------ THE DATA ------

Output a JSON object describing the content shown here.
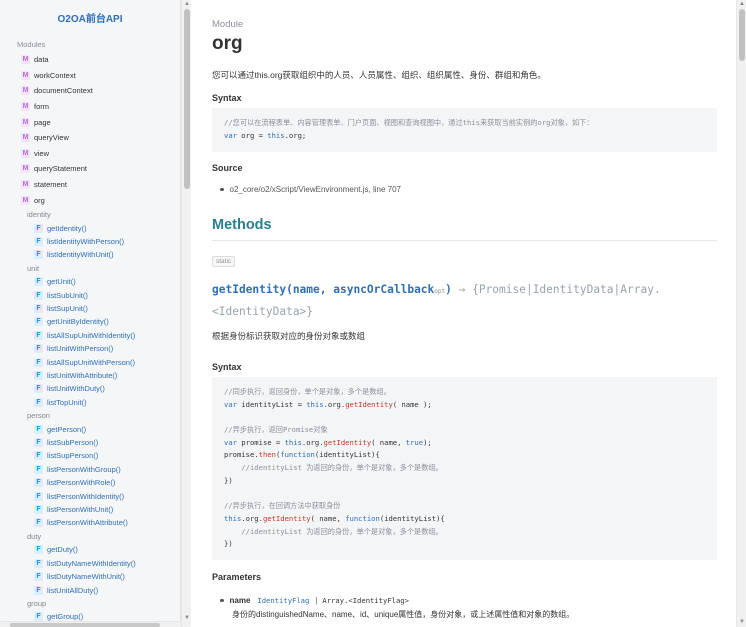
{
  "sidebar": {
    "title": "O2OA前台API",
    "modules_heading": "Modules",
    "modules": [
      "data",
      "workContext",
      "documentContext",
      "form",
      "page",
      "queryView",
      "view",
      "queryStatement",
      "statement",
      "org"
    ],
    "badge_m": "M",
    "badge_f": "F",
    "groups": [
      {
        "label": "identity",
        "items": [
          "getIdentity()",
          "listIdentityWithPerson()",
          "listIdentityWithUnit()"
        ]
      },
      {
        "label": "unit",
        "items": [
          "getUnit()",
          "listSubUnit()",
          "listSupUnit()",
          "getUnitByIdentity()",
          "listAllSupUnitWithIdentity()",
          "listUnitWithPerson()",
          "listAllSupUnitWithPerson()",
          "listUnitWithAttribute()",
          "listUnitWithDuty()",
          "listTopUnit()"
        ]
      },
      {
        "label": "person",
        "items": [
          "getPerson()",
          "listSubPerson()",
          "listSupPerson()",
          "listPersonWithGroup()",
          "listPersonWithRole()",
          "listPersonWithIdentity()",
          "listPersonWithUnit()",
          "listPersonWithAttribute()"
        ]
      },
      {
        "label": "duty",
        "items": [
          "getDuty()",
          "listDutyNameWithIdentity()",
          "listDutyNameWithUnit()",
          "listUnitAllDuty()"
        ]
      },
      {
        "label": "group",
        "items": [
          "getGroup()"
        ]
      }
    ]
  },
  "main": {
    "module_label": "Module",
    "module_name": "org",
    "description": "您可以通过this.org获取组织中的人员、人员属性、组织、组织属性、身份、群组和角色。",
    "syntax_heading": "Syntax",
    "syntax_comment": "//您可以在流程表单、内容管理表单、门户页面、视图和查询视图中，通过this来获取当前实例的org对象，如下：",
    "syntax_code": {
      "kw": "var",
      "var": " org = ",
      "this": "this",
      "rest": ".org;"
    },
    "source_heading": "Source",
    "source_text": "o2_core/o2/xScript/ViewEnvironment.js, line 707",
    "methods_heading": "Methods",
    "static_tag": "static",
    "method": {
      "name": "getIdentity(name, asyncOrCallback",
      "opt": "opt",
      "close": ")",
      "returns": " → {Promise|IdentityData|Array.<IdentityData>}",
      "description": "根据身份标识获取对应的身份对象或数组",
      "syntax_heading": "Syntax",
      "code_lines": [
        "//同步执行，返回身份，单个是对象，多个是数组。",
        "var identityList = this.org.getIdentity( name );",
        "",
        "//异步执行，返回Promise对象",
        "var promise = this.org.getIdentity( name, true);",
        "promise.then(function(identityList){",
        "    //identityList 为返回的身份，单个是对象，多个是数组。",
        "})",
        "",
        "//异步执行，在回调方法中获取身份",
        "this.org.getIdentity( name, function(identityList){",
        "    //identityList 为返回的身份，单个是对象，多个是数组。",
        "})"
      ],
      "params_heading": "Parameters",
      "param": {
        "name": "name",
        "type1": "IdentityFlag",
        "sep": "|",
        "type2": "Array.<IdentityFlag>",
        "description": "身份的distinguishedName、name、id、unique属性值，身份对象，或上述属性值和对象的数组。"
      }
    }
  },
  "colors": {
    "accent": "#2f6fb4",
    "methods_heading": "#2a7f8f",
    "badge_m": "#b96cd5",
    "badge_f": "#1f8fd6"
  }
}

------

Out of the material above, select every line that holds the string "getIdentity".

### ANSWER TO THE PROBLEM
          "getIdentity()",
      "name": "getIdentity(name, asyncOrCallback",
        "var identityList = this.org.getIdentity( name );",
        "var promise = this.org.getIdentity( name, true);",
        "this.org.getIdentity( name, function(identityList){",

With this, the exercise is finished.